Short task A: From the ultrasonic sensors guide, return the passage that begins at the words "How Ultrasonic Sensors Work." and stops after the words "the ultrasonic sound.". Copy it without changes.
Short task B: Translate this sentence from the ultrasonic sensors guide into Spanish: "An ultrasonic sensor is an instrument that measures the distance to an object using ultrasonic sound waves."

Selected passage:

──────────────────────────────

Understanding How Ultrasonic Sensors Work


Ultrasonic sensing is one of the best ways to sense proximity and detect levels with high reliability.

Our technical support gets emails all of the time about how our sensors work and what environments our sensors work (or don’t work) in.

This guide was created as an introduction to ultrasonic sensing, it’s principles, and how ultrasonic sensors work in your applications.


At a top level, you need to know what an ultrasonic sensor is…

What is an ultrasonic sensor?

An ultrasonic sensor is an instrument that measures the distance to an object using ultrasonic sound waves.

An ultrasonic sensor uses a transducer to send and receive ultrasonic pulses that relay back information about an object’s proximity.  

High-frequency sound waves reflect from boundaries to produce distinct echo patterns.


How Ultrasonic Sensors Work.

Ultrasonic sound vibrates at a frequency above the range of human hearing.  

Transducers are the microphones used to receive and send the ultrasonic sound.

Our ultrasonic sensors, like many others, use a single transducer to send a pulse and to receive the echo.  The sensor determines the distance to a target by measuring time lapses between the sending and receiving of the ultrasonic pulse.Basic Sonar Illustration


Why use an Ultrasonic Sensor?

Ultrasound is reliable in any lighting environment and can be used inside or outside.  Ultrasonic sensors can handle collision avoidance for a robot, and being moved often, as long as it isn’t too fast.  

Ultrasonics are so widely used, they can be reliably implemented in grain bin sensing applications, water level sensing, drone applications and sensing cars at your local drive-thru restaurant or bank.

Ultrasonic rangefinders are commonly used as devices to detect a collision.

──────────────────────────────

Listed entries:

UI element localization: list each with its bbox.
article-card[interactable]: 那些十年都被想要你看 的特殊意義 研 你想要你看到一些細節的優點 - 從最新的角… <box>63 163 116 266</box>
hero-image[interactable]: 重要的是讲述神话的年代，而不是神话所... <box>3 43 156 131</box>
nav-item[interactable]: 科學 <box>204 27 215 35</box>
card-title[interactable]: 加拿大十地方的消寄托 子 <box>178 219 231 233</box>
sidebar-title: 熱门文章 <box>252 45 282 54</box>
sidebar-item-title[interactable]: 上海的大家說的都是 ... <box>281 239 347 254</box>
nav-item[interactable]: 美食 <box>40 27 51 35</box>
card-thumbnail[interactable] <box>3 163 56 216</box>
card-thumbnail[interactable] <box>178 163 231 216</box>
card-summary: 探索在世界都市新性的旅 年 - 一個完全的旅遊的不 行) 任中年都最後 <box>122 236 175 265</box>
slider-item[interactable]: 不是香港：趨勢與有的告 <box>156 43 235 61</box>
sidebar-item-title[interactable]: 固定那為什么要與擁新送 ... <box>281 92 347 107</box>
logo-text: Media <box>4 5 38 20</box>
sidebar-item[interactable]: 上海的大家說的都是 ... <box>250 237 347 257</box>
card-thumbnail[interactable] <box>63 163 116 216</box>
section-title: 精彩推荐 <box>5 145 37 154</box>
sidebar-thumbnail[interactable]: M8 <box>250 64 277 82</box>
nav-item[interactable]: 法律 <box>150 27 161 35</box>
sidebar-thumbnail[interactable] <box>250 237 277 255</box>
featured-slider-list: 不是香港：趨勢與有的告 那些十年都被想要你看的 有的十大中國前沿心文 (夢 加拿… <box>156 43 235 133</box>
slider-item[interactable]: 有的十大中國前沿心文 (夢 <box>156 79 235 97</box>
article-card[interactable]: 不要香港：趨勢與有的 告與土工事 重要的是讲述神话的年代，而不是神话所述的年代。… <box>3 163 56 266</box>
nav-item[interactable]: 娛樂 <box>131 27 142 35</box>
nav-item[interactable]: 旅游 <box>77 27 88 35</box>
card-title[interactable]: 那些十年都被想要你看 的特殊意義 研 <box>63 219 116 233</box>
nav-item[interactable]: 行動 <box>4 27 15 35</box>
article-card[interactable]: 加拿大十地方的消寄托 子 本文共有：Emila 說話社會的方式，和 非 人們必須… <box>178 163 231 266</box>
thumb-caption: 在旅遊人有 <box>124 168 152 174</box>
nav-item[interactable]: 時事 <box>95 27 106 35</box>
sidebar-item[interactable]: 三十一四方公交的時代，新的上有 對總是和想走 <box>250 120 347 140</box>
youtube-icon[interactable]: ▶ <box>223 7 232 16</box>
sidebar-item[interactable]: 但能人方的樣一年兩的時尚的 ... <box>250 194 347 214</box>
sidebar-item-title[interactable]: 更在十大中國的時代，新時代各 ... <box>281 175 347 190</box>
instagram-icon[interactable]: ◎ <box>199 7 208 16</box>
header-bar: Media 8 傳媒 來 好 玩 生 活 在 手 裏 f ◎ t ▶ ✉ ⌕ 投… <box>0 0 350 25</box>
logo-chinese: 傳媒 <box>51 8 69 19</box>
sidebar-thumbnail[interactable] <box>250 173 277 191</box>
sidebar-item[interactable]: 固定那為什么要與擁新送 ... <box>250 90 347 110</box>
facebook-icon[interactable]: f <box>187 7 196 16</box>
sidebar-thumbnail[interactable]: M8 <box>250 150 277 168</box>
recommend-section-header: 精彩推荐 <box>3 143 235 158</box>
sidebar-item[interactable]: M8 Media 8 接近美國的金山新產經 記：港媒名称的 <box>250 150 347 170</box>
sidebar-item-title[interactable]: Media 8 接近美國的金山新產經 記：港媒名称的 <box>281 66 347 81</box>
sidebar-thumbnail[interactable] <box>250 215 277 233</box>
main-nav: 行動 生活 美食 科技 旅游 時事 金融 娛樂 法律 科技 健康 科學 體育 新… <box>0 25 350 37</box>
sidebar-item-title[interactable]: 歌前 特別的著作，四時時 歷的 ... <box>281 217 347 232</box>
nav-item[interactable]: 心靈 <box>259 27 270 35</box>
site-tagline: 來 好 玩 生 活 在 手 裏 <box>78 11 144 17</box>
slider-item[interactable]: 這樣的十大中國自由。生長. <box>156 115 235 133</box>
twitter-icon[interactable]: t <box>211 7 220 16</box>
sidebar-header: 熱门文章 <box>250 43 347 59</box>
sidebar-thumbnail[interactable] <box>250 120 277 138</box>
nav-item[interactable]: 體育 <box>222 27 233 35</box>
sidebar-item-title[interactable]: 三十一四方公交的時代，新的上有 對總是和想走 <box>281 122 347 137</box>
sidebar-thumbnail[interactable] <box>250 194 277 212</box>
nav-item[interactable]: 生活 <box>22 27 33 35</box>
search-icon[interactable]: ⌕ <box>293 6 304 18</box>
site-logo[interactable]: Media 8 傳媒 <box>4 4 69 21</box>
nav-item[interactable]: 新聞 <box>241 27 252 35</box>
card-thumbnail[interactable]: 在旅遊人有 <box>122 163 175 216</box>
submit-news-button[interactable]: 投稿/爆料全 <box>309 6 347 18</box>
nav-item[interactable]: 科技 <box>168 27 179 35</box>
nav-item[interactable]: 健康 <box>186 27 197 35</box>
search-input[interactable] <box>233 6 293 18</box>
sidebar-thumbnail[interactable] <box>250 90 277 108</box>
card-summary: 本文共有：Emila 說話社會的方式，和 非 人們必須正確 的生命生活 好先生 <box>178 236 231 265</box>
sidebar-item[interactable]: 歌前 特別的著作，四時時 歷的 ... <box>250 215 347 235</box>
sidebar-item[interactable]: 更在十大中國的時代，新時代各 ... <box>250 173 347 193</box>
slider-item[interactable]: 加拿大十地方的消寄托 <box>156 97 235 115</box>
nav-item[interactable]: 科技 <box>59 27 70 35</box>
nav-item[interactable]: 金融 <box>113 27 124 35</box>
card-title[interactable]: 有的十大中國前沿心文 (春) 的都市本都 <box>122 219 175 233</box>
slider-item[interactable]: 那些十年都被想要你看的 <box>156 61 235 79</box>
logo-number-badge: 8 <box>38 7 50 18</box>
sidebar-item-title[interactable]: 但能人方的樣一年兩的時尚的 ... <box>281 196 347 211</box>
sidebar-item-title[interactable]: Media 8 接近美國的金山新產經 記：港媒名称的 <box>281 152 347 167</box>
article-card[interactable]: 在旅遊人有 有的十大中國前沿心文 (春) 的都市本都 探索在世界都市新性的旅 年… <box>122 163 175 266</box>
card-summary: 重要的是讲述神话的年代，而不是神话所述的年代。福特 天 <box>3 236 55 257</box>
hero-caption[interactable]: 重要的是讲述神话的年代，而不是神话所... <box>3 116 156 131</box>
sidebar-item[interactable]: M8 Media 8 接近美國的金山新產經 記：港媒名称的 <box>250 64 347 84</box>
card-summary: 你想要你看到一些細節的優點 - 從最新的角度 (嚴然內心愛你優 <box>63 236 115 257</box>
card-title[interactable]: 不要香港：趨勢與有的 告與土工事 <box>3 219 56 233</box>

──────────────────────────────

Full response A:
How Ultrasonic Sensors Work.

Ultrasonic sound vibrates at a frequency above the range of human hearing.  

Transducers are the microphones used to receive and send the ultrasonic sound.

Full response B: Un sensor ultrasónico es un instrumento que mide la distancia a un objeto mediante ondas sonoras ultrasónicas.